• **Stated task**
Print the entries that appear below, exactly as written and without their pictures.

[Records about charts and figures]
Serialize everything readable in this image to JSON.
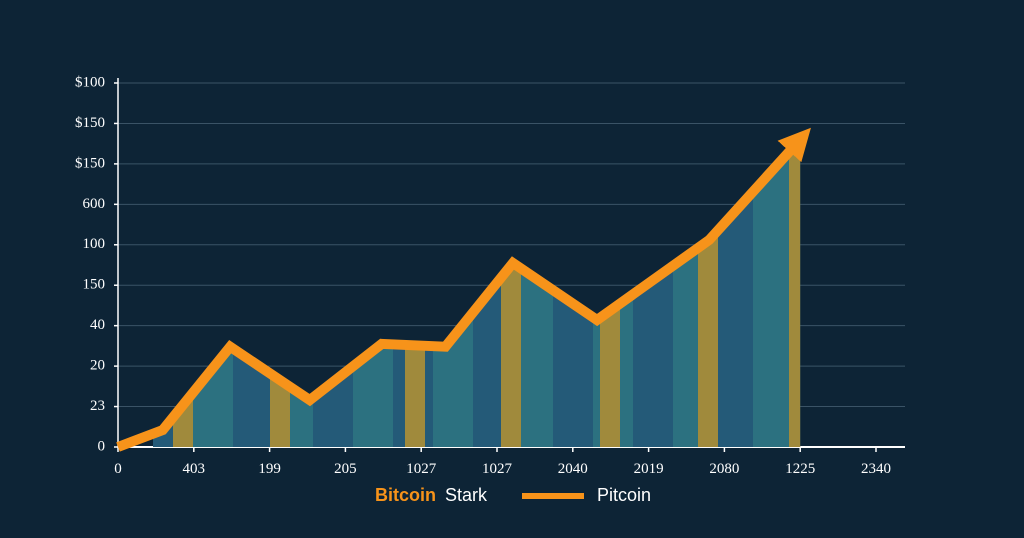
{
  "chart_data": {
    "type": "line",
    "yaxis_labels": [
      "0",
      "23",
      "20",
      "40",
      "150",
      "100",
      "600",
      "$150",
      "$150",
      "$100"
    ],
    "categories": [
      "0",
      "403",
      "199",
      "205",
      "1027",
      "1027",
      "2040",
      "2019",
      "2080",
      "1225",
      "2340"
    ],
    "xlim": [
      0,
      10
    ],
    "ylim": [
      0,
      9
    ],
    "series": [
      {
        "name": "Pitcoin",
        "color": "#f7931a",
        "x": [
          0,
          0.59,
          1.48,
          2.53,
          3.48,
          4.32,
          5.21,
          6.32,
          7.8,
          9.0
        ],
        "values": [
          0,
          0.42,
          2.48,
          1.16,
          2.55,
          2.48,
          4.55,
          3.14,
          5.12,
          7.6
        ]
      }
    ],
    "legend": {
      "bold": "Bitcoin",
      "rest": "Stark",
      "line": "Pitcoin"
    },
    "grid": true
  }
}
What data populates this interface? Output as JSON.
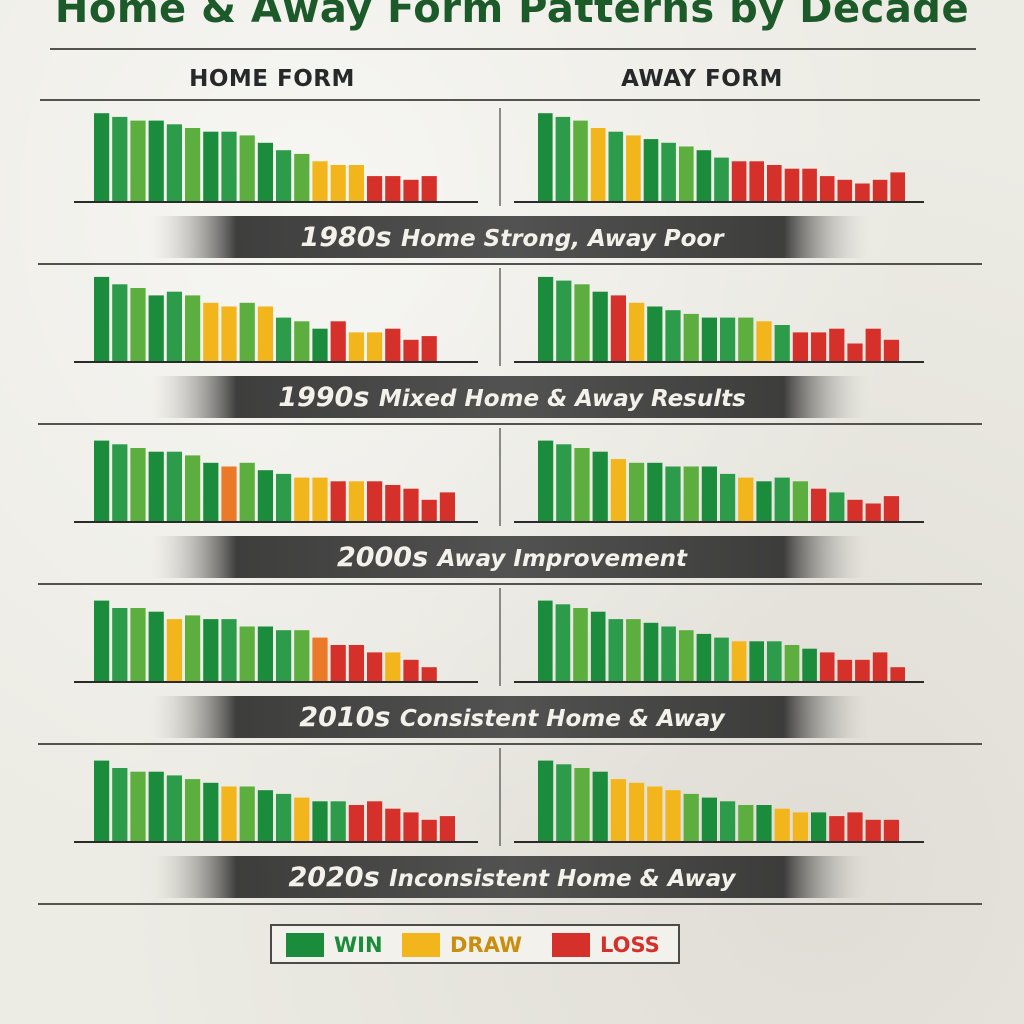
{
  "title": "Home & Away Form Patterns by Decade",
  "columns": {
    "home": "HOME FORM",
    "away": "AWAY FORM"
  },
  "colors": {
    "win_dark": "#1b8c3c",
    "win": "#2c9c4a",
    "win_light": "#5cae3e",
    "draw": "#f2b51b",
    "draw_orange": "#ea7a28",
    "loss": "#d6302a",
    "title": "#1d5a2a"
  },
  "legend": [
    {
      "label": "WIN",
      "color": "#1b8c3c"
    },
    {
      "label": "DRAW",
      "color": "#f2b51b"
    },
    {
      "label": "LOSS",
      "color": "#d6302a"
    }
  ],
  "chart_data": [
    {
      "type": "bar",
      "decade": "1980s",
      "description": "Home Strong, Away Poor",
      "home": {
        "values": [
          24,
          23,
          22,
          22,
          21,
          20,
          19,
          19,
          18,
          16,
          14,
          13,
          11,
          10,
          10,
          7,
          7,
          6,
          7
        ],
        "results": [
          "W",
          "W",
          "W",
          "W",
          "W",
          "W",
          "W",
          "W",
          "W",
          "W",
          "W",
          "W",
          "D",
          "D",
          "D",
          "L",
          "L",
          "L",
          "L"
        ]
      },
      "away": {
        "values": [
          24,
          23,
          22,
          20,
          19,
          18,
          17,
          16,
          15,
          14,
          12,
          11,
          11,
          10,
          9,
          9,
          7,
          6,
          5,
          6,
          8
        ],
        "results": [
          "W",
          "W",
          "W",
          "D",
          "W",
          "D",
          "W",
          "W",
          "W",
          "W",
          "W",
          "L",
          "L",
          "L",
          "L",
          "L",
          "L",
          "L",
          "L",
          "L",
          "L"
        ]
      }
    },
    {
      "type": "bar",
      "decade": "1990s",
      "description": "Mixed Home & Away Results",
      "home": {
        "values": [
          23,
          21,
          20,
          18,
          19,
          18,
          16,
          15,
          16,
          15,
          12,
          11,
          9,
          11,
          8,
          8,
          9,
          6,
          7
        ],
        "results": [
          "W",
          "W",
          "W",
          "W",
          "W",
          "W",
          "D",
          "D",
          "W",
          "D",
          "W",
          "W",
          "W",
          "L",
          "D",
          "D",
          "L",
          "L",
          "L"
        ]
      },
      "away": {
        "values": [
          23,
          22,
          21,
          19,
          18,
          16,
          15,
          14,
          13,
          12,
          12,
          12,
          11,
          10,
          8,
          8,
          9,
          5,
          9,
          6
        ],
        "results": [
          "W",
          "W",
          "W",
          "W",
          "L",
          "D",
          "W",
          "W",
          "W",
          "W",
          "W",
          "W",
          "D",
          "W",
          "L",
          "L",
          "L",
          "L",
          "L",
          "L"
        ]
      }
    },
    {
      "type": "bar",
      "decade": "2000s",
      "description": "Away Improvement",
      "home": {
        "values": [
          22,
          21,
          20,
          19,
          19,
          18,
          16,
          15,
          16,
          14,
          13,
          12,
          12,
          11,
          11,
          11,
          10,
          9,
          6,
          8
        ],
        "results": [
          "W",
          "W",
          "W",
          "W",
          "W",
          "W",
          "W",
          "O",
          "W",
          "W",
          "W",
          "D",
          "D",
          "L",
          "D",
          "L",
          "L",
          "L",
          "L",
          "L"
        ]
      },
      "away": {
        "values": [
          22,
          21,
          20,
          19,
          17,
          16,
          16,
          15,
          15,
          15,
          13,
          12,
          11,
          12,
          11,
          9,
          8,
          6,
          5,
          7
        ],
        "results": [
          "W",
          "W",
          "W",
          "W",
          "D",
          "W",
          "W",
          "W",
          "W",
          "W",
          "W",
          "D",
          "W",
          "W",
          "W",
          "L",
          "W",
          "L",
          "L",
          "L"
        ]
      }
    },
    {
      "type": "bar",
      "decade": "2010s",
      "description": "Consistent Home & Away",
      "home": {
        "values": [
          22,
          20,
          20,
          19,
          17,
          18,
          17,
          17,
          15,
          15,
          14,
          14,
          12,
          10,
          10,
          8,
          8,
          6,
          4
        ],
        "results": [
          "W",
          "W",
          "W",
          "W",
          "D",
          "W",
          "W",
          "W",
          "W",
          "W",
          "W",
          "W",
          "O",
          "L",
          "L",
          "L",
          "D",
          "L",
          "L"
        ]
      },
      "away": {
        "values": [
          22,
          21,
          20,
          19,
          17,
          17,
          16,
          15,
          14,
          13,
          12,
          11,
          11,
          11,
          10,
          9,
          8,
          6,
          6,
          8,
          4
        ],
        "results": [
          "W",
          "W",
          "W",
          "W",
          "W",
          "W",
          "W",
          "W",
          "W",
          "W",
          "W",
          "D",
          "W",
          "W",
          "W",
          "W",
          "L",
          "L",
          "L",
          "L",
          "L"
        ]
      }
    },
    {
      "type": "bar",
      "decade": "2020s",
      "description": "Inconsistent Home & Away",
      "home": {
        "values": [
          22,
          20,
          19,
          19,
          18,
          17,
          16,
          15,
          15,
          14,
          13,
          12,
          11,
          11,
          10,
          11,
          9,
          8,
          6,
          7
        ],
        "results": [
          "W",
          "W",
          "W",
          "W",
          "W",
          "W",
          "W",
          "D",
          "W",
          "W",
          "W",
          "D",
          "W",
          "W",
          "L",
          "L",
          "L",
          "L",
          "L",
          "L"
        ]
      },
      "away": {
        "values": [
          22,
          21,
          20,
          19,
          17,
          16,
          15,
          14,
          13,
          12,
          11,
          10,
          10,
          9,
          8,
          8,
          7,
          8,
          6,
          6
        ],
        "results": [
          "W",
          "W",
          "W",
          "W",
          "D",
          "D",
          "D",
          "D",
          "W",
          "W",
          "W",
          "W",
          "W",
          "D",
          "D",
          "W",
          "L",
          "L",
          "L",
          "L"
        ]
      }
    }
  ]
}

• **Expected output**
Serialize everything readable in this image to JSON.
{
  "chart_data": {
    "type": "line",
    "yaxis_labels": [
      "0",
      "23",
      "20",
      "40",
      "150",
      "100",
      "600",
      "$150",
      "$150",
      "$100"
    ],
    "categories": [
      "0",
      "403",
      "199",
      "205",
      "1027",
      "1027",
      "2040",
      "2019",
      "2080",
      "1225",
      "2340"
    ],
    "xlim": [
      0,
      10
    ],
    "ylim": [
      0,
      9
    ],
    "series": [
      {
        "name": "Pitcoin",
        "color": "#f7931a",
        "x": [
          0,
          0.59,
          1.48,
          2.53,
          3.48,
          4.32,
          5.21,
          6.32,
          7.8,
          9.0
        ],
        "values": [
          0,
          0.42,
          2.48,
          1.16,
          2.55,
          2.48,
          4.55,
          3.14,
          5.12,
          7.6
        ]
      }
    ],
    "legend": {
      "bold": "Bitcoin",
      "rest": "Stark",
      "line": "Pitcoin"
    },
    "grid": true
  }
}
What data populates this interface? Output as JSON.
{
  "title": "Home & Away Form Patterns by Decade",
  "columns": {
    "home": "HOME FORM",
    "away": "AWAY FORM"
  },
  "colors": {
    "win_dark": "#1b8c3c",
    "win": "#2c9c4a",
    "win_light": "#5cae3e",
    "draw": "#f2b51b",
    "draw_orange": "#ea7a28",
    "loss": "#d6302a",
    "title": "#1d5a2a"
  },
  "legend": [
    {
      "label": "WIN",
      "color": "#1b8c3c"
    },
    {
      "label": "DRAW",
      "color": "#f2b51b"
    },
    {
      "label": "LOSS",
      "color": "#d6302a"
    }
  ],
  "chart_data": [
    {
      "type": "bar",
      "decade": "1980s",
      "description": "Home Strong, Away Poor",
      "home": {
        "values": [
          24,
          23,
          22,
          22,
          21,
          20,
          19,
          19,
          18,
          16,
          14,
          13,
          11,
          10,
          10,
          7,
          7,
          6,
          7
        ],
        "results": [
          "W",
          "W",
          "W",
          "W",
          "W",
          "W",
          "W",
          "W",
          "W",
          "W",
          "W",
          "W",
          "D",
          "D",
          "D",
          "L",
          "L",
          "L",
          "L"
        ]
      },
      "away": {
        "values": [
          24,
          23,
          22,
          20,
          19,
          18,
          17,
          16,
          15,
          14,
          12,
          11,
          11,
          10,
          9,
          9,
          7,
          6,
          5,
          6,
          8
        ],
        "results": [
          "W",
          "W",
          "W",
          "D",
          "W",
          "D",
          "W",
          "W",
          "W",
          "W",
          "W",
          "L",
          "L",
          "L",
          "L",
          "L",
          "L",
          "L",
          "L",
          "L",
          "L"
        ]
      }
    },
    {
      "type": "bar",
      "decade": "1990s",
      "description": "Mixed Home & Away Results",
      "home": {
        "values": [
          23,
          21,
          20,
          18,
          19,
          18,
          16,
          15,
          16,
          15,
          12,
          11,
          9,
          11,
          8,
          8,
          9,
          6,
          7
        ],
        "results": [
          "W",
          "W",
          "W",
          "W",
          "W",
          "W",
          "D",
          "D",
          "W",
          "D",
          "W",
          "W",
          "W",
          "L",
          "D",
          "D",
          "L",
          "L",
          "L"
        ]
      },
      "away": {
        "values": [
          23,
          22,
          21,
          19,
          18,
          16,
          15,
          14,
          13,
          12,
          12,
          12,
          11,
          10,
          8,
          8,
          9,
          5,
          9,
          6
        ],
        "results": [
          "W",
          "W",
          "W",
          "W",
          "L",
          "D",
          "W",
          "W",
          "W",
          "W",
          "W",
          "W",
          "D",
          "W",
          "L",
          "L",
          "L",
          "L",
          "L",
          "L"
        ]
      }
    },
    {
      "type": "bar",
      "decade": "2000s",
      "description": "Away Improvement",
      "home": {
        "values": [
          22,
          21,
          20,
          19,
          19,
          18,
          16,
          15,
          16,
          14,
          13,
          12,
          12,
          11,
          11,
          11,
          10,
          9,
          6,
          8
        ],
        "results": [
          "W",
          "W",
          "W",
          "W",
          "W",
          "W",
          "W",
          "O",
          "W",
          "W",
          "W",
          "D",
          "D",
          "L",
          "D",
          "L",
          "L",
          "L",
          "L",
          "L"
        ]
      },
      "away": {
        "values": [
          22,
          21,
          20,
          19,
          17,
          16,
          16,
          15,
          15,
          15,
          13,
          12,
          11,
          12,
          11,
          9,
          8,
          6,
          5,
          7
        ],
        "results": [
          "W",
          "W",
          "W",
          "W",
          "D",
          "W",
          "W",
          "W",
          "W",
          "W",
          "W",
          "D",
          "W",
          "W",
          "W",
          "L",
          "W",
          "L",
          "L",
          "L"
        ]
      }
    },
    {
      "type": "bar",
      "decade": "2010s",
      "description": "Consistent Home & Away",
      "home": {
        "values": [
          22,
          20,
          20,
          19,
          17,
          18,
          17,
          17,
          15,
          15,
          14,
          14,
          12,
          10,
          10,
          8,
          8,
          6,
          4
        ],
        "results": [
          "W",
          "W",
          "W",
          "W",
          "D",
          "W",
          "W",
          "W",
          "W",
          "W",
          "W",
          "W",
          "O",
          "L",
          "L",
          "L",
          "D",
          "L",
          "L"
        ]
      },
      "away": {
        "values": [
          22,
          21,
          20,
          19,
          17,
          17,
          16,
          15,
          14,
          13,
          12,
          11,
          11,
          11,
          10,
          9,
          8,
          6,
          6,
          8,
          4
        ],
        "results": [
          "W",
          "W",
          "W",
          "W",
          "W",
          "W",
          "W",
          "W",
          "W",
          "W",
          "W",
          "D",
          "W",
          "W",
          "W",
          "W",
          "L",
          "L",
          "L",
          "L",
          "L"
        ]
      }
    },
    {
      "type": "bar",
      "decade": "2020s",
      "description": "Inconsistent Home & Away",
      "home": {
        "values": [
          22,
          20,
          19,
          19,
          18,
          17,
          16,
          15,
          15,
          14,
          13,
          12,
          11,
          11,
          10,
          11,
          9,
          8,
          6,
          7
        ],
        "results": [
          "W",
          "W",
          "W",
          "W",
          "W",
          "W",
          "W",
          "D",
          "W",
          "W",
          "W",
          "D",
          "W",
          "W",
          "L",
          "L",
          "L",
          "L",
          "L",
          "L"
        ]
      },
      "away": {
        "values": [
          22,
          21,
          20,
          19,
          17,
          16,
          15,
          14,
          13,
          12,
          11,
          10,
          10,
          9,
          8,
          8,
          7,
          8,
          6,
          6
        ],
        "results": [
          "W",
          "W",
          "W",
          "W",
          "D",
          "D",
          "D",
          "D",
          "W",
          "W",
          "W",
          "W",
          "W",
          "D",
          "D",
          "W",
          "L",
          "L",
          "L",
          "L"
        ]
      }
    }
  ]
}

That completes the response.